Problem to solve
Revise the material that follows by changing every "value-label" to "value-tag" and leaving everything else untouched.

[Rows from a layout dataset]
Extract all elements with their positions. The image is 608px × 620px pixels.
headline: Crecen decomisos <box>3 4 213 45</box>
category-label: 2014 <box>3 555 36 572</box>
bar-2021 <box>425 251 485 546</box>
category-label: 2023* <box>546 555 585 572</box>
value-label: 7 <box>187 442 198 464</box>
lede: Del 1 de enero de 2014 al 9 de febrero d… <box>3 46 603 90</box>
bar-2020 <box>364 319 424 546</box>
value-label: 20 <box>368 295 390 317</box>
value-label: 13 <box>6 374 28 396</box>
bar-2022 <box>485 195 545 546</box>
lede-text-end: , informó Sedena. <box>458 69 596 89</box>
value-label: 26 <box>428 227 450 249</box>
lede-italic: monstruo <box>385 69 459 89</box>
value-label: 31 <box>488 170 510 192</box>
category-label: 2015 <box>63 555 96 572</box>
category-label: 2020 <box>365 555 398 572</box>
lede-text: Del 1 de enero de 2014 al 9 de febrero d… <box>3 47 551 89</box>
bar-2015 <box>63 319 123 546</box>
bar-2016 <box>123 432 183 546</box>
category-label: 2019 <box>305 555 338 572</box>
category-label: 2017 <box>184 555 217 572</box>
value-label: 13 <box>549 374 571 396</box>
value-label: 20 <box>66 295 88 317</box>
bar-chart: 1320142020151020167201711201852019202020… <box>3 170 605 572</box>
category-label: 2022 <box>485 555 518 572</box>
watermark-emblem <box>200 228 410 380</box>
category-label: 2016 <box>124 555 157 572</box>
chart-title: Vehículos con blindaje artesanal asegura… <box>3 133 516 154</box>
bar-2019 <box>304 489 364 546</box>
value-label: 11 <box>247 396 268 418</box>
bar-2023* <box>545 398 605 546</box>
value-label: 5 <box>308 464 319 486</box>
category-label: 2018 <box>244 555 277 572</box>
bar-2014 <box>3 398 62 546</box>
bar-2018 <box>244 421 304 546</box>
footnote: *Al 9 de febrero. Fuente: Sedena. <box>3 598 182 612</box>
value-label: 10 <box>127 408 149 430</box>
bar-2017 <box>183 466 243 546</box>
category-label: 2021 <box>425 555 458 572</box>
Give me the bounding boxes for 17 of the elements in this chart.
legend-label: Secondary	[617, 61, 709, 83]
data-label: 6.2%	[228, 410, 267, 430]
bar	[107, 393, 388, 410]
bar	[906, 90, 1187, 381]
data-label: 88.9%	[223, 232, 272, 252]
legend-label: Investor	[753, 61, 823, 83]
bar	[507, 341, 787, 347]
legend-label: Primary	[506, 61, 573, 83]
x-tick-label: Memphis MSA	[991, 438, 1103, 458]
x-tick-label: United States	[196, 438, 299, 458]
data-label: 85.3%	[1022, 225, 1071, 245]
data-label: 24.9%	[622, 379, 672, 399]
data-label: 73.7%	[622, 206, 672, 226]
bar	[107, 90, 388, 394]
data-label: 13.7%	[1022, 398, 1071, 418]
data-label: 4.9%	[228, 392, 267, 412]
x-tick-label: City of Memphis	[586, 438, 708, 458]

Written solution
Extract all elements with their positions. The image is 608px × 620px pixels.
headline: Crecen decomisos <box>3 4 213 45</box>
category-label: 2014 <box>3 555 36 572</box>
bar-2021 <box>425 251 485 546</box>
category-label: 2023* <box>546 555 585 572</box>
value-tag: 7 <box>187 442 198 464</box>
lede: Del 1 de enero de 2014 al 9 de febrero d… <box>3 46 603 90</box>
bar-2020 <box>364 319 424 546</box>
value-tag: 20 <box>368 295 390 317</box>
value-tag: 13 <box>6 374 28 396</box>
bar-2022 <box>485 195 545 546</box>
lede-text-end: , informó Sedena. <box>458 69 596 89</box>
value-tag: 26 <box>428 227 450 249</box>
lede-italic: monstruo <box>385 69 459 89</box>
value-tag: 31 <box>488 170 510 192</box>
category-label: 2015 <box>63 555 96 572</box>
category-label: 2020 <box>365 555 398 572</box>
lede-text: Del 1 de enero de 2014 al 9 de febrero d… <box>3 47 551 89</box>
bar-2015 <box>63 319 123 546</box>
bar-2016 <box>123 432 183 546</box>
category-label: 2019 <box>305 555 338 572</box>
category-label: 2017 <box>184 555 217 572</box>
value-tag: 13 <box>549 374 571 396</box>
value-tag: 20 <box>66 295 88 317</box>
bar-chart: 1320142020151020167201711201852019202020… <box>3 170 605 572</box>
category-label: 2022 <box>485 555 518 572</box>
watermark-emblem <box>200 228 410 380</box>
category-label: 2016 <box>124 555 157 572</box>
chart-title: Vehículos con blindaje artesanal asegura… <box>3 133 516 154</box>
bar-2019 <box>304 489 364 546</box>
value-tag: 11 <box>247 396 268 418</box>
bar-2023* <box>545 398 605 546</box>
value-tag: 5 <box>308 464 319 486</box>
category-label: 2018 <box>244 555 277 572</box>
bar-2014 <box>3 398 62 546</box>
bar-2018 <box>244 421 304 546</box>
footnote: *Al 9 de febrero. Fuente: Sedena. <box>3 598 182 612</box>
value-tag: 10 <box>127 408 149 430</box>
bar-2017 <box>183 466 243 546</box>
category-label: 2021 <box>425 555 458 572</box>
Give me the bounding boxes for 17 of the elements in this chart.
legend-label: Secondary	[617, 61, 709, 83]
data-label: 6.2%	[228, 410, 267, 430]
bar	[107, 393, 388, 410]
bar	[906, 90, 1187, 381]
data-label: 88.9%	[223, 232, 272, 252]
legend-label: Investor	[753, 61, 823, 83]
bar	[507, 341, 787, 347]
legend-label: Primary	[506, 61, 573, 83]
x-tick-label: Memphis MSA	[991, 438, 1103, 458]
x-tick-label: United States	[196, 438, 299, 458]
data-label: 85.3%	[1022, 225, 1071, 245]
data-label: 24.9%	[622, 379, 672, 399]
data-label: 73.7%	[622, 206, 672, 226]
bar	[107, 90, 388, 394]
data-label: 13.7%	[1022, 398, 1071, 418]
data-label: 4.9%	[228, 392, 267, 412]
x-tick-label: City of Memphis	[586, 438, 708, 458]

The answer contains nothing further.